Required work :: Give only a count of the lines that include the string "this".

Stored data ::
##############################
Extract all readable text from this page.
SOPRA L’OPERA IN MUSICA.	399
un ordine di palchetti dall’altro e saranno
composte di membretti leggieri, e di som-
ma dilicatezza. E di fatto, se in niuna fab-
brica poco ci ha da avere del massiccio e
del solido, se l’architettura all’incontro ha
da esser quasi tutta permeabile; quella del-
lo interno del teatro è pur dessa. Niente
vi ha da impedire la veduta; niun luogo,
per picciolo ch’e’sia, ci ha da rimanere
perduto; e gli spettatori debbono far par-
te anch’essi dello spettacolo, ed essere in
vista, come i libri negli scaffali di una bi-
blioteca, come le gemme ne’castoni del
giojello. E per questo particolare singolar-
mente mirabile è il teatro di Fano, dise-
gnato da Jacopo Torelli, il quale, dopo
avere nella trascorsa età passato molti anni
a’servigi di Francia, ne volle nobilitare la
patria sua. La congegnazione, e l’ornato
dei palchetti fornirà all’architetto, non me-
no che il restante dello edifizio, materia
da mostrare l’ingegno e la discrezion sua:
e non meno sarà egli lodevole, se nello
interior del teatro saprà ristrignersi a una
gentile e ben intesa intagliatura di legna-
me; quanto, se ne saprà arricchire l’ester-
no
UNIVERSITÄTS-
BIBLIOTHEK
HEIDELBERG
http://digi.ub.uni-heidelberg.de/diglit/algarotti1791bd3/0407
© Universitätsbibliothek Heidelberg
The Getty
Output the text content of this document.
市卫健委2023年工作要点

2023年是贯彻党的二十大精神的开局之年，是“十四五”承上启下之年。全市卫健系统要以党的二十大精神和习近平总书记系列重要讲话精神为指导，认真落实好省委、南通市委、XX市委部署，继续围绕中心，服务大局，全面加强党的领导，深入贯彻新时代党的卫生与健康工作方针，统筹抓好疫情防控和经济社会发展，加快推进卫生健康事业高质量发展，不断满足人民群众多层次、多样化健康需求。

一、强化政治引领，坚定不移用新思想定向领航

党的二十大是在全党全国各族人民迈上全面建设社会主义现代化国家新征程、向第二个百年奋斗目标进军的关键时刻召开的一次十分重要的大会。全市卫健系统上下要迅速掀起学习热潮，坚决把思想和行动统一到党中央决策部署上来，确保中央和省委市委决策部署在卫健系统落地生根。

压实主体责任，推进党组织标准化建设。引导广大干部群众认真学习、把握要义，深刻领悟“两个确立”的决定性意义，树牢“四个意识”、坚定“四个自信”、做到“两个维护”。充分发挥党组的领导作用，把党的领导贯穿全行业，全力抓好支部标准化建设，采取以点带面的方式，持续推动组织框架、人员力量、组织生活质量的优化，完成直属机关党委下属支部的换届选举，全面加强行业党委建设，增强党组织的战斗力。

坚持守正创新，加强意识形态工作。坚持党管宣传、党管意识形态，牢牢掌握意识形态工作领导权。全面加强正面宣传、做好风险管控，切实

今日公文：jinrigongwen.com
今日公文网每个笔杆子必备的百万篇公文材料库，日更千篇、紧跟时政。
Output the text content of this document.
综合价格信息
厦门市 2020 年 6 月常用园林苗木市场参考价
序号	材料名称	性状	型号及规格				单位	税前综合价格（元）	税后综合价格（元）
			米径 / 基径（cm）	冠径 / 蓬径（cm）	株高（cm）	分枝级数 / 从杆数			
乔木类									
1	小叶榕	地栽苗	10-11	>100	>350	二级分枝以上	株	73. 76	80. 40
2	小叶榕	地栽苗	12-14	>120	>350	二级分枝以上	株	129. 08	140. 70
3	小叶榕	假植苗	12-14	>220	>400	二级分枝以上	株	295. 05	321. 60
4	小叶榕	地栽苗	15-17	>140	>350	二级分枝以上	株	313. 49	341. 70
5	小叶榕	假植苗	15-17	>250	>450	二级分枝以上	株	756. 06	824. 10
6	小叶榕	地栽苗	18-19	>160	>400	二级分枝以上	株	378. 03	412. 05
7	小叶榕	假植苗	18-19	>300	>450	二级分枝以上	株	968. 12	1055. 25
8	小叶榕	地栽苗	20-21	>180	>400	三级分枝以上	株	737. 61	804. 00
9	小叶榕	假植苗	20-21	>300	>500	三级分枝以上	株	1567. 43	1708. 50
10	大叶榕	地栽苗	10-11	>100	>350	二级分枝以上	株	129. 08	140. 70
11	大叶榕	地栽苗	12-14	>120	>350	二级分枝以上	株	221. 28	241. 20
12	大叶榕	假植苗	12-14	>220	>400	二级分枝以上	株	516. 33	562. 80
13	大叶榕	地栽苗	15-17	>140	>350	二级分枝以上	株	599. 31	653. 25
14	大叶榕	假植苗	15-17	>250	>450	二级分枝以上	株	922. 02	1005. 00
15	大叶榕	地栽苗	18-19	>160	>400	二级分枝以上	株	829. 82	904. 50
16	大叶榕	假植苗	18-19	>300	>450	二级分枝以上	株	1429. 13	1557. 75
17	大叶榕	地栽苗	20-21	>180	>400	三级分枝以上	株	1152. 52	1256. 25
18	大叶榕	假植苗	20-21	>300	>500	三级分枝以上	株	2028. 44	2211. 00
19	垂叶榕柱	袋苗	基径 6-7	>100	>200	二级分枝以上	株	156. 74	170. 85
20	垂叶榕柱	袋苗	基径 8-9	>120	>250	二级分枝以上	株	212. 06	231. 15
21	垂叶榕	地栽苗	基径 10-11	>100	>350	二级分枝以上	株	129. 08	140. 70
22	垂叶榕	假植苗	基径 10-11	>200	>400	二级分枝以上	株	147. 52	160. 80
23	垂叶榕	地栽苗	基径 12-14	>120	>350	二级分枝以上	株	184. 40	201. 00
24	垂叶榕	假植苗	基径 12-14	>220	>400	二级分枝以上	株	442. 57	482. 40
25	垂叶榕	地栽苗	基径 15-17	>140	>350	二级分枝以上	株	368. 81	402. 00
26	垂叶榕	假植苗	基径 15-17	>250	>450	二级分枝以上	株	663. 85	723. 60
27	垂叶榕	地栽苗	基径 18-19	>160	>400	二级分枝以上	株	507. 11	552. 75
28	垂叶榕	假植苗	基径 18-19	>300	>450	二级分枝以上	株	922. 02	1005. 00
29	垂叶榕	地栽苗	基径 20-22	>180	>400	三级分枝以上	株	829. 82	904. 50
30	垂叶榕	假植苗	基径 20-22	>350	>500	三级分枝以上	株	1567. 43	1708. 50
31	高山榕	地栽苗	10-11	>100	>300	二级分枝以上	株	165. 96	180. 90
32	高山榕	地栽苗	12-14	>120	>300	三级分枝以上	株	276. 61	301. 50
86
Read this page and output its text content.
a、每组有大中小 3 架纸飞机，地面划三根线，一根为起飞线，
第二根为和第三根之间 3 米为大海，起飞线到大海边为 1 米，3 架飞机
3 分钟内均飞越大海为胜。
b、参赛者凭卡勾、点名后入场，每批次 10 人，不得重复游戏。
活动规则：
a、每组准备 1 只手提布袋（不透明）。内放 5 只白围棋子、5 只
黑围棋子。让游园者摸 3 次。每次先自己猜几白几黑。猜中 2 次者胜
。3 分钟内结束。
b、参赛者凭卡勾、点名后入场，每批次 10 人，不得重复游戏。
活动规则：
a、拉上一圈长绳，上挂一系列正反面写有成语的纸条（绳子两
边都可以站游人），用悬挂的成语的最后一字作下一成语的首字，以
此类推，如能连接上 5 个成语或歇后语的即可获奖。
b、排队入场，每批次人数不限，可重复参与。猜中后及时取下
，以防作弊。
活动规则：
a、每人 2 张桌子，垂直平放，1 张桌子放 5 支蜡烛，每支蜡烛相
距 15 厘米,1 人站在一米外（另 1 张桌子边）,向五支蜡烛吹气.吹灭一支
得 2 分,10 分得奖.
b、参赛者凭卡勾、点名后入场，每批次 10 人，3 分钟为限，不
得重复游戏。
##############################
Output below :: 4